■ EXERCISE DESCRIPTION: Make an exact copy of all the entries, with the pictures left out.

■ TASK INPUTS:
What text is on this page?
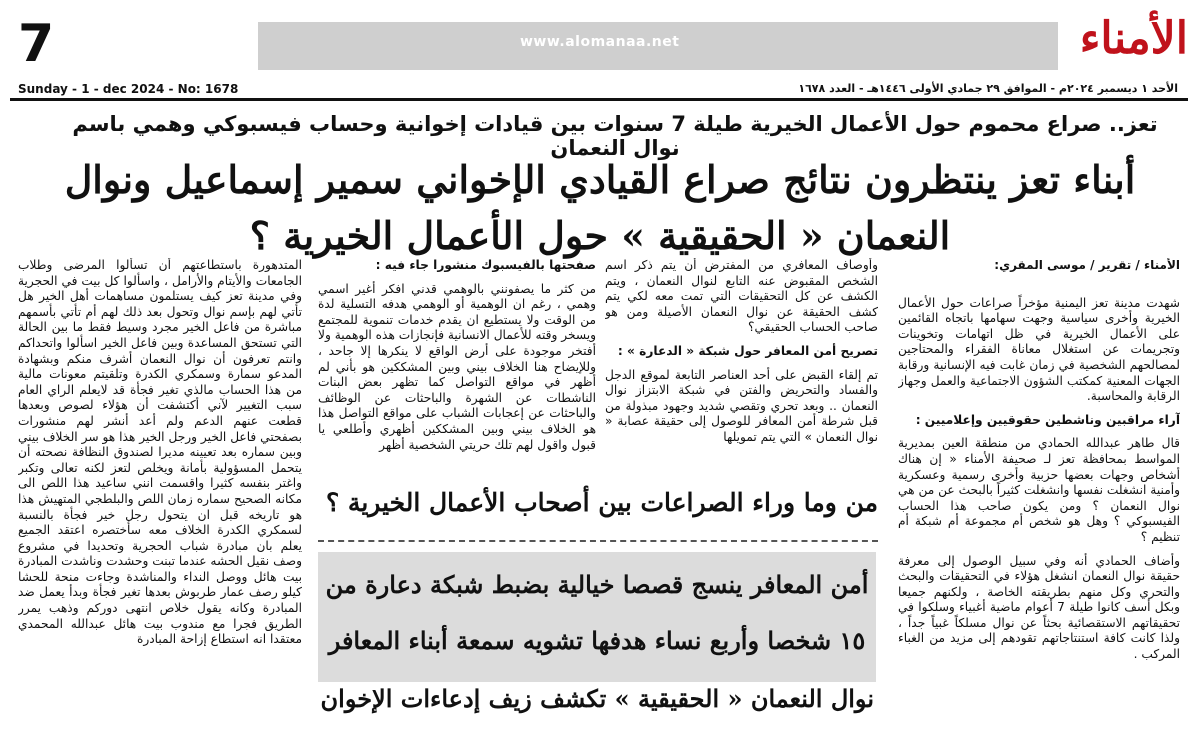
7	www.alomanaa.net	الأمناء
Sunday - 1 - dec 2024 - No: 1678	الأحد ١ ديسمبر ٢٠٢٤م - الموافق ٢٩ جمادي الأولى ١٤٤٦هـ - العدد ١٦٧٨
تعز.. صراع محموم حول الأعمال الخيرية طيلة 7 سنوات بين قيادات إخوانية وحساب فيسبوكي وهمي باسم نوال النعمان
أبناء تعز ينتظرون نتائج صراع القيادي الإخواني سمير إسماعيل ونوال النعمان « الحقيقية » حول الأعمال الخيرية ؟
الأمناء / تقرير / موسى المقري:

شهدت مدينة تعز اليمنية مؤخراً صراعات حول الأعمال الخيرية وأخرى سياسية وجهت سهامها باتجاه القائمين على الأعمال الخيرية في ظل اتهامات وتخوينات وتجريمات عن استغلال معاناة الفقراء والمحتاجين لمصالحهم الشخصية في زمان غابت فيه الإنسانية ورقابة الجهات المعنية كمكتب الشؤون الاجتماعية والعمل وجهاز الرقابة والمحاسبة.

آراء مراقبين وناشطين حقوقيين وإعلاميين :

قال طاهر عبدالله الحمادي من منطقة العين بمديرية المواسط بمحافظة تعز لـ صحيفة الأمناء « إن هناك أشخاص وجهات بعضها حزبية وأخرى رسمية وعسكرية وأمنية انشغلت نفسها وانشغلت كثيراً بالبحث عن من هي نوال النعمان ؟ ومن يكون صاحب هذا الحساب الفيسبوكي ؟ وهل هو شخص أم مجموعة أم شبكة أم تنظيم ؟

وأضاف الحمادي أنه وفي سبيل الوصول إلى معرفة حقيقة نوال النعمان انشغل هؤلاء في التحقيقات والبحث والتحري وكل منهم بطريقته الخاصة ، ولكنهم جميعا وبكل أسف كانوا طيلة 7 أعوام ماضية أغبياء وسلكوا في تحقيقاتهم الاستقصائية بحثاً عن نوال مسلكاً غبياً جداً ، ولذا كانت كافة استنتاجاتهم تقودهم إلى مزيد من الغباء المركب .

وأوصاف المعافري من المفترض أن يتم ذكر اسم الشخص المقبوض عنه التابع لنوال النعمان ، ويتم الكشف عن كل التحقيقات التي تمت معه لكي يتم كشف الحقيقة عن نوال النعمان الأصيلة ومن هو صاحب الحساب الحقيقي؟

تصريح أمن المعافر حول شبكة « الدعارة » :

تم إلقاء القبض على أحد العناصر التابعة لموقع الدجل والفساد والتحريض والفتن في شبكة الابتزاز نوال النعمان .. وبعد تحري وتقصي شديد وجهود مبذولة من قبل شرطة أمن المعافر للوصول إلى حقيقة عصابة « نوال النعمان » التي يتم تمويلها

صفحتها بالفيسبوك منشورا جاء فيه :

من كثر ما يصفونني بالوهمي قدني افكر أغير اسمي وهمي ، رغم ان الوهمية أو الوهمي هدفه التسلية لدة من الوقت ولا يستطيع ان يقدم خدمات تنموية للمجتمع ويسخر وقته للأعمال الانسانية فإنجازات هذه الوهمية ولا أفتخر موجودة على أرض الواقع لا ينكرها إلا جاحد ، وللإيضاح هنا الخلاف بيني وبين المشككين هو بأني لم أظهر في مواقع التواصل كما تظهر بعض البنات الناشطات عن الشهرة والباحثات عن الوظائف والباحثات عن إعجابات الشباب على مواقع التواصل هذا هو الخلاف بيني وبين المشككين أظهري وأطلعي يا قبول واقول لهم تلك حريتي الشخصية أظهر

المتدهورة باستطاعتهم أن تسألوا المرضى وطلاب الجامعات والأيتام والأرامل ، واسألوا كل بيت في الحجرية وفي مدينة تعز كيف يستلمون مساهمات أهل الخير هل تأتي لهم بإسم نوال وتحول بعد ذلك لهم أم تأتي بأسمهم مباشرة من فاعل الخير مجرد وسيط فقط ما بين الحالة التي تستحق المساعدة وبين فاعل الخير اسألوا واتحداكم وانتم تعرفون أن نوال النعمان أشرف منكم وبشهادة المدعو سمارة وسمكري الكدرة وتلقيتم معونات مالية من هذا الحساب مالذي تغير فجأة قد لايعلم الراي العام سبب التغيير لآني أكتشفت أن هؤلاء لصوص وبعدها قطعت عنهم الدعم ولم أعد أنشر لهم منشورات بصفحتي فاعل الخير ورجل الخير هذا هو سر الخلاف بيني وبين سماره بعد تعيينه مديرا لصندوق النظافة نصحته أن يتحمل المسؤولية بأمانة ويخلص لتعز لكنه تعالى وتكبر واغتر بنفسه كثيرا واقسمت انني ساعيد هذا اللص الى مكانه الصحيح سماره زمان اللص والبلطجي المتهيش هذا هو تاريخه قبل ان يتحول رجل خير فجأة بالنسبة لسمكري الكدرة الخلاف معه سأختصره اعتقد الجميع يعلم بان مبادرة شباب الحجرية وتحديدا في مشروع وصف نقيل الحشه عندما تبنت وحشدت وناشدت المبادرة بيت هائل ووصل النداء والمناشدة وجاءت منحة للحشا كيلو رصف عمار طربوش بعدها تغير فجأة وبدأ يعمل ضد المبادرة وكانه يقول خلاص انتهى دوركم وذهب يمرر الطريق فجرا مع مندوب بيت هائل عبدالله المحمدي معتقدا انه استطاع إزاحة المبادرة

من وما وراء الصراعات بين أصحاب الأعمال الخيرية ؟
أمن المعافر ينسج قصصا خيالية بضبط شبكة دعارة من
١٥ شخصا وأربع نساء هدفها تشويه سمعة أبناء المعافر
نوال النعمان « الحقيقية » تكشف زيف إدعاءات الإخوان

■ SOLUTION FOR THIS EXERCISE:
What text is on this page?
7	www.alomanaa.net	الأمناء
Sunday - 1 - dec 2024 - No: 1678	الأحد ١ ديسمبر ٢٠٢٤م - الموافق ٢٩ جمادي الأولى ١٤٤٦هـ - العدد ١٦٧٨
تعز.. صراع محموم حول الأعمال الخيرية طيلة 7 سنوات بين قيادات إخوانية وحساب فيسبوكي وهمي باسم نوال النعمان
أبناء تعز ينتظرون نتائج صراع القيادي الإخواني سمير إسماعيل ونوال النعمان « الحقيقية » حول الأعمال الخيرية ؟
الأمناء / تقرير / موسى المقري:

شهدت مدينة تعز اليمنية مؤخراً صراعات حول الأعمال الخيرية وأخرى سياسية وجهت سهامها باتجاه القائمين على الأعمال الخيرية في ظل اتهامات وتخوينات وتجريمات عن استغلال معاناة الفقراء والمحتاجين لمصالحهم الشخصية في زمان غابت فيه الإنسانية ورقابة الجهات المعنية كمكتب الشؤون الاجتماعية والعمل وجهاز الرقابة والمحاسبة.

آراء مراقبين وناشطين حقوقيين وإعلاميين :

قال طاهر عبدالله الحمادي من منطقة العين بمديرية المواسط بمحافظة تعز لـ صحيفة الأمناء « إن هناك أشخاص وجهات بعضها حزبية وأخرى رسمية وعسكرية وأمنية انشغلت نفسها وانشغلت كثيراً بالبحث عن من هي نوال النعمان ؟ ومن يكون صاحب هذا الحساب الفيسبوكي ؟ وهل هو شخص أم مجموعة أم شبكة أم تنظيم ؟

وأضاف الحمادي أنه وفي سبيل الوصول إلى معرفة حقيقة نوال النعمان انشغل هؤلاء في التحقيقات والبحث والتحري وكل منهم بطريقته الخاصة ، ولكنهم جميعا وبكل أسف كانوا طيلة 7 أعوام ماضية أغبياء وسلكوا في تحقيقاتهم الاستقصائية بحثاً عن نوال مسلكاً غبياً جداً ، ولذا كانت كافة استنتاجاتهم تقودهم إلى مزيد من الغباء المركب .

وأوصاف المعافري من المفترض أن يتم ذكر اسم الشخص المقبوض عنه التابع لنوال النعمان ، ويتم الكشف عن كل التحقيقات التي تمت معه لكي يتم كشف الحقيقة عن نوال النعمان الأصيلة ومن هو صاحب الحساب الحقيقي؟

تصريح أمن المعافر حول شبكة « الدعارة » :

تم إلقاء القبض على أحد العناصر التابعة لموقع الدجل والفساد والتحريض والفتن في شبكة الابتزاز نوال النعمان .. وبعد تحري وتقصي شديد وجهود مبذولة من قبل شرطة أمن المعافر للوصول إلى حقيقة عصابة « نوال النعمان » التي يتم تمويلها

صفحتها بالفيسبوك منشورا جاء فيه :

من كثر ما يصفونني بالوهمي قدني افكر أغير اسمي وهمي ، رغم ان الوهمية أو الوهمي هدفه التسلية لدة من الوقت ولا يستطيع ان يقدم خدمات تنموية للمجتمع ويسخر وقته للأعمال الانسانية فإنجازات هذه الوهمية ولا أفتخر موجودة على أرض الواقع لا ينكرها إلا جاحد ، وللإيضاح هنا الخلاف بيني وبين المشككين هو بأني لم أظهر في مواقع التواصل كما تظهر بعض البنات الناشطات عن الشهرة والباحثات عن الوظائف والباحثات عن إعجابات الشباب على مواقع التواصل هذا هو الخلاف بيني وبين المشككين أظهري وأطلعي يا قبول واقول لهم تلك حريتي الشخصية أظهر

المتدهورة باستطاعتهم أن تسألوا المرضى وطلاب الجامعات والأيتام والأرامل ، واسألوا كل بيت في الحجرية وفي مدينة تعز كيف يستلمون مساهمات أهل الخير هل تأتي لهم بإسم نوال وتحول بعد ذلك لهم أم تأتي بأسمهم مباشرة من فاعل الخير مجرد وسيط فقط ما بين الحالة التي تستحق المساعدة وبين فاعل الخير اسألوا واتحداكم وانتم تعرفون أن نوال النعمان أشرف منكم وبشهادة المدعو سمارة وسمكري الكدرة وتلقيتم معونات مالية من هذا الحساب مالذي تغير فجأة قد لايعلم الراي العام سبب التغيير لآني أكتشفت أن هؤلاء لصوص وبعدها قطعت عنهم الدعم ولم أعد أنشر لهم منشورات بصفحتي فاعل الخير ورجل الخير هذا هو سر الخلاف بيني وبين سماره بعد تعيينه مديرا لصندوق النظافة نصحته أن يتحمل المسؤولية بأمانة ويخلص لتعز لكنه تعالى وتكبر واغتر بنفسه كثيرا واقسمت انني ساعيد هذا اللص الى مكانه الصحيح سماره زمان اللص والبلطجي المتهيش هذا هو تاريخه قبل ان يتحول رجل خير فجأة بالنسبة لسمكري الكدرة الخلاف معه سأختصره اعتقد الجميع يعلم بان مبادرة شباب الحجرية وتحديدا في مشروع وصف نقيل الحشه عندما تبنت وحشدت وناشدت المبادرة بيت هائل ووصل النداء والمناشدة وجاءت منحة للحشا كيلو رصف عمار طربوش بعدها تغير فجأة وبدأ يعمل ضد المبادرة وكانه يقول خلاص انتهى دوركم وذهب يمرر الطريق فجرا مع مندوب بيت هائل عبدالله المحمدي معتقدا انه استطاع إزاحة المبادرة

من وما وراء الصراعات بين أصحاب الأعمال الخيرية ؟
أمن المعافر ينسج قصصا خيالية بضبط شبكة دعارة من
١٥ شخصا وأربع نساء هدفها تشويه سمعة أبناء المعافر
نوال النعمان « الحقيقية » تكشف زيف إدعاءات الإخوان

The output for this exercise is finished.